The problem. Go through the records and give each one again exactly.

[Recorded data]
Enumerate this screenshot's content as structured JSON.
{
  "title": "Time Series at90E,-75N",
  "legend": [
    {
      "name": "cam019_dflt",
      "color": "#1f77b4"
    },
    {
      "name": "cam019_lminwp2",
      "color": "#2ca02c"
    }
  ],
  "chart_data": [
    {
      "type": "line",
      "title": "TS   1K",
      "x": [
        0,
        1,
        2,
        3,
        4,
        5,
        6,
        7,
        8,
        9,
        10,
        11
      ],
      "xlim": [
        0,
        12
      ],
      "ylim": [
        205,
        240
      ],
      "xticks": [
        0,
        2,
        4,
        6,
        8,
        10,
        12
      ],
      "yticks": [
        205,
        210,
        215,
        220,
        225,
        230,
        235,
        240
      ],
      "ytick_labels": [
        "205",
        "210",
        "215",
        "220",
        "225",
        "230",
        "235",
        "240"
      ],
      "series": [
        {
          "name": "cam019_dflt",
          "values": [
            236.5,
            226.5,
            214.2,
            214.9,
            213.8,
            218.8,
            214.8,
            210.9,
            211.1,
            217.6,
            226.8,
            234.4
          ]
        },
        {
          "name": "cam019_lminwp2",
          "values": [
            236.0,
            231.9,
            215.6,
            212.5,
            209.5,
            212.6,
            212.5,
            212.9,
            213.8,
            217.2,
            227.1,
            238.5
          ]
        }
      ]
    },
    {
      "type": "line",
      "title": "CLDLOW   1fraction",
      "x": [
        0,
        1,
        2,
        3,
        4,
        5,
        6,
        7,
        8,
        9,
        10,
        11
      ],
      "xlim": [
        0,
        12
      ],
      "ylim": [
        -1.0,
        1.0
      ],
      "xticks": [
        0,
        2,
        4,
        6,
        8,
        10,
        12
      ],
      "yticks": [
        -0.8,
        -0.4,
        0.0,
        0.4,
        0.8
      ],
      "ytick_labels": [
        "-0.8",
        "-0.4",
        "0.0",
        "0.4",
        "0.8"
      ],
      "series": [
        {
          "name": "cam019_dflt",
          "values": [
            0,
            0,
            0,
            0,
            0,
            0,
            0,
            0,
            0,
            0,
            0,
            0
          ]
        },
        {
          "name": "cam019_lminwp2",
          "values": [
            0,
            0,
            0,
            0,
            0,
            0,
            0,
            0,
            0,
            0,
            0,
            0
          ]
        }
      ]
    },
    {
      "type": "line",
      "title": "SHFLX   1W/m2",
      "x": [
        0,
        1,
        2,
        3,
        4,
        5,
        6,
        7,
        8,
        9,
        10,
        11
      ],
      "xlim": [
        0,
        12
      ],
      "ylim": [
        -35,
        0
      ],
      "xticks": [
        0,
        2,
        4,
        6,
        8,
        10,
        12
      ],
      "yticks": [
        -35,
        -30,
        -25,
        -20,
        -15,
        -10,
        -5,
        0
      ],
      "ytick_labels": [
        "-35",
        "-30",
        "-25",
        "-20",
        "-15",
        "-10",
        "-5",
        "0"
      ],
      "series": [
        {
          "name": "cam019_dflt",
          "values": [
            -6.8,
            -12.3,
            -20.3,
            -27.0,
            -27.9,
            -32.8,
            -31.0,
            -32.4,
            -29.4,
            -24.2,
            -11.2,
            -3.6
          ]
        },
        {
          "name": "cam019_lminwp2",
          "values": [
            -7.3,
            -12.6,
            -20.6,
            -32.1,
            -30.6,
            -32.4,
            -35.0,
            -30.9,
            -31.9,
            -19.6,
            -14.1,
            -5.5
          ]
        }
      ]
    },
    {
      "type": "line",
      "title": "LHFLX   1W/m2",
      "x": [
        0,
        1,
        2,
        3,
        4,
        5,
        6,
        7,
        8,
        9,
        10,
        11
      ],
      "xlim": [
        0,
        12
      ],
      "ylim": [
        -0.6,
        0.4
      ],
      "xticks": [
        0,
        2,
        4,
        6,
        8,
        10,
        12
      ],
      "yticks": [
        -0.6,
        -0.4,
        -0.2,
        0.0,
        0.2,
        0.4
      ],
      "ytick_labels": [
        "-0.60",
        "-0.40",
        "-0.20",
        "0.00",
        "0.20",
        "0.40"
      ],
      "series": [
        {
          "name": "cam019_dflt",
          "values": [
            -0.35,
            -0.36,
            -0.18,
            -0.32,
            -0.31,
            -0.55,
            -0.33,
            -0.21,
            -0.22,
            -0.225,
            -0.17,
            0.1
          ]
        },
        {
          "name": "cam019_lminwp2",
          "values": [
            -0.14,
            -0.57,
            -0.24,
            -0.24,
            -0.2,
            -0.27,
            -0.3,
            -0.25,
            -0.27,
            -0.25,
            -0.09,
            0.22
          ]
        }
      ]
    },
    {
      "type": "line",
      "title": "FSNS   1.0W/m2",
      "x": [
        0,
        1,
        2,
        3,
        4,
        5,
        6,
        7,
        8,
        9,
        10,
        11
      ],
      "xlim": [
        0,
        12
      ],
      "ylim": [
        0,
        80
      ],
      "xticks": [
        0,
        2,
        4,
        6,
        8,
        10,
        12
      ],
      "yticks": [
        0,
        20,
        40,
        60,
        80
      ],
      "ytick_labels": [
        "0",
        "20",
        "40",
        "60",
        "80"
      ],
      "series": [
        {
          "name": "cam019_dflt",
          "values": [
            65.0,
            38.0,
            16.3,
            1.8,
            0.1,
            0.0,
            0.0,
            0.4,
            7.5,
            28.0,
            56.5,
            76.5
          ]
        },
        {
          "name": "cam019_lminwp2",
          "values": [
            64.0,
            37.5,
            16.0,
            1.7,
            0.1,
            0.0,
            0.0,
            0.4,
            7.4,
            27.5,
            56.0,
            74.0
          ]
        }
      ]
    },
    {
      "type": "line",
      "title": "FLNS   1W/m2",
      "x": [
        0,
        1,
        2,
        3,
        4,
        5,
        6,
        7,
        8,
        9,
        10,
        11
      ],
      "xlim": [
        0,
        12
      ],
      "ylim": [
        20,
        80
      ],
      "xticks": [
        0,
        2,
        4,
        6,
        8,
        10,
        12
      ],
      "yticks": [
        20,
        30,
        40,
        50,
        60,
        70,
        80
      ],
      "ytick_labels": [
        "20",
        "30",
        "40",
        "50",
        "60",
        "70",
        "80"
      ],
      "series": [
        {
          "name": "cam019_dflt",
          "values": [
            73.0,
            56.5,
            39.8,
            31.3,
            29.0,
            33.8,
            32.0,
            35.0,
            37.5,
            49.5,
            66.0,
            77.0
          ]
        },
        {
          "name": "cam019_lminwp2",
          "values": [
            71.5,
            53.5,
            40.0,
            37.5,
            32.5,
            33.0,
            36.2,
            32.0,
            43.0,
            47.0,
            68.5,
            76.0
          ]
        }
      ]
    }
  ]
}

Written reply.
Enumerate this screenshot's content as structured JSON.
{
  "title": "Time Series at90E,-75N",
  "legend": [
    {
      "name": "cam019_dflt",
      "color": "#1f77b4"
    },
    {
      "name": "cam019_lminwp2",
      "color": "#2ca02c"
    }
  ],
  "chart_data": [
    {
      "type": "line",
      "title": "TS   1K",
      "x": [
        0,
        1,
        2,
        3,
        4,
        5,
        6,
        7,
        8,
        9,
        10,
        11
      ],
      "xlim": [
        0,
        12
      ],
      "ylim": [
        205,
        240
      ],
      "xticks": [
        0,
        2,
        4,
        6,
        8,
        10,
        12
      ],
      "yticks": [
        205,
        210,
        215,
        220,
        225,
        230,
        235,
        240
      ],
      "ytick_labels": [
        "205",
        "210",
        "215",
        "220",
        "225",
        "230",
        "235",
        "240"
      ],
      "series": [
        {
          "name": "cam019_dflt",
          "values": [
            236.5,
            226.5,
            214.2,
            214.9,
            213.8,
            218.8,
            214.8,
            210.9,
            211.1,
            217.6,
            226.8,
            234.4
          ]
        },
        {
          "name": "cam019_lminwp2",
          "values": [
            236.0,
            231.9,
            215.6,
            212.5,
            209.5,
            212.6,
            212.5,
            212.9,
            213.8,
            217.2,
            227.1,
            238.5
          ]
        }
      ]
    },
    {
      "type": "line",
      "title": "CLDLOW   1fraction",
      "x": [
        0,
        1,
        2,
        3,
        4,
        5,
        6,
        7,
        8,
        9,
        10,
        11
      ],
      "xlim": [
        0,
        12
      ],
      "ylim": [
        -1.0,
        1.0
      ],
      "xticks": [
        0,
        2,
        4,
        6,
        8,
        10,
        12
      ],
      "yticks": [
        -0.8,
        -0.4,
        0.0,
        0.4,
        0.8
      ],
      "ytick_labels": [
        "-0.8",
        "-0.4",
        "0.0",
        "0.4",
        "0.8"
      ],
      "series": [
        {
          "name": "cam019_dflt",
          "values": [
            0,
            0,
            0,
            0,
            0,
            0,
            0,
            0,
            0,
            0,
            0,
            0
          ]
        },
        {
          "name": "cam019_lminwp2",
          "values": [
            0,
            0,
            0,
            0,
            0,
            0,
            0,
            0,
            0,
            0,
            0,
            0
          ]
        }
      ]
    },
    {
      "type": "line",
      "title": "SHFLX   1W/m2",
      "x": [
        0,
        1,
        2,
        3,
        4,
        5,
        6,
        7,
        8,
        9,
        10,
        11
      ],
      "xlim": [
        0,
        12
      ],
      "ylim": [
        -35,
        0
      ],
      "xticks": [
        0,
        2,
        4,
        6,
        8,
        10,
        12
      ],
      "yticks": [
        -35,
        -30,
        -25,
        -20,
        -15,
        -10,
        -5,
        0
      ],
      "ytick_labels": [
        "-35",
        "-30",
        "-25",
        "-20",
        "-15",
        "-10",
        "-5",
        "0"
      ],
      "series": [
        {
          "name": "cam019_dflt",
          "values": [
            -6.8,
            -12.3,
            -20.3,
            -27.0,
            -27.9,
            -32.8,
            -31.0,
            -32.4,
            -29.4,
            -24.2,
            -11.2,
            -3.6
          ]
        },
        {
          "name": "cam019_lminwp2",
          "values": [
            -7.3,
            -12.6,
            -20.6,
            -32.1,
            -30.6,
            -32.4,
            -35.0,
            -30.9,
            -31.9,
            -19.6,
            -14.1,
            -5.5
          ]
        }
      ]
    },
    {
      "type": "line",
      "title": "LHFLX   1W/m2",
      "x": [
        0,
        1,
        2,
        3,
        4,
        5,
        6,
        7,
        8,
        9,
        10,
        11
      ],
      "xlim": [
        0,
        12
      ],
      "ylim": [
        -0.6,
        0.4
      ],
      "xticks": [
        0,
        2,
        4,
        6,
        8,
        10,
        12
      ],
      "yticks": [
        -0.6,
        -0.4,
        -0.2,
        0.0,
        0.2,
        0.4
      ],
      "ytick_labels": [
        "-0.60",
        "-0.40",
        "-0.20",
        "0.00",
        "0.20",
        "0.40"
      ],
      "series": [
        {
          "name": "cam019_dflt",
          "values": [
            -0.35,
            -0.36,
            -0.18,
            -0.32,
            -0.31,
            -0.55,
            -0.33,
            -0.21,
            -0.22,
            -0.225,
            -0.17,
            0.1
          ]
        },
        {
          "name": "cam019_lminwp2",
          "values": [
            -0.14,
            -0.57,
            -0.24,
            -0.24,
            -0.2,
            -0.27,
            -0.3,
            -0.25,
            -0.27,
            -0.25,
            -0.09,
            0.22
          ]
        }
      ]
    },
    {
      "type": "line",
      "title": "FSNS   1.0W/m2",
      "x": [
        0,
        1,
        2,
        3,
        4,
        5,
        6,
        7,
        8,
        9,
        10,
        11
      ],
      "xlim": [
        0,
        12
      ],
      "ylim": [
        0,
        80
      ],
      "xticks": [
        0,
        2,
        4,
        6,
        8,
        10,
        12
      ],
      "yticks": [
        0,
        20,
        40,
        60,
        80
      ],
      "ytick_labels": [
        "0",
        "20",
        "40",
        "60",
        "80"
      ],
      "series": [
        {
          "name": "cam019_dflt",
          "values": [
            65.0,
            38.0,
            16.3,
            1.8,
            0.1,
            0.0,
            0.0,
            0.4,
            7.5,
            28.0,
            56.5,
            76.5
          ]
        },
        {
          "name": "cam019_lminwp2",
          "values": [
            64.0,
            37.5,
            16.0,
            1.7,
            0.1,
            0.0,
            0.0,
            0.4,
            7.4,
            27.5,
            56.0,
            74.0
          ]
        }
      ]
    },
    {
      "type": "line",
      "title": "FLNS   1W/m2",
      "x": [
        0,
        1,
        2,
        3,
        4,
        5,
        6,
        7,
        8,
        9,
        10,
        11
      ],
      "xlim": [
        0,
        12
      ],
      "ylim": [
        20,
        80
      ],
      "xticks": [
        0,
        2,
        4,
        6,
        8,
        10,
        12
      ],
      "yticks": [
        20,
        30,
        40,
        50,
        60,
        70,
        80
      ],
      "ytick_labels": [
        "20",
        "30",
        "40",
        "50",
        "60",
        "70",
        "80"
      ],
      "series": [
        {
          "name": "cam019_dflt",
          "values": [
            73.0,
            56.5,
            39.8,
            31.3,
            29.0,
            33.8,
            32.0,
            35.0,
            37.5,
            49.5,
            66.0,
            77.0
          ]
        },
        {
          "name": "cam019_lminwp2",
          "values": [
            71.5,
            53.5,
            40.0,
            37.5,
            32.5,
            33.0,
            36.2,
            32.0,
            43.0,
            47.0,
            68.5,
            76.0
          ]
        }
      ]
    }
  ]
}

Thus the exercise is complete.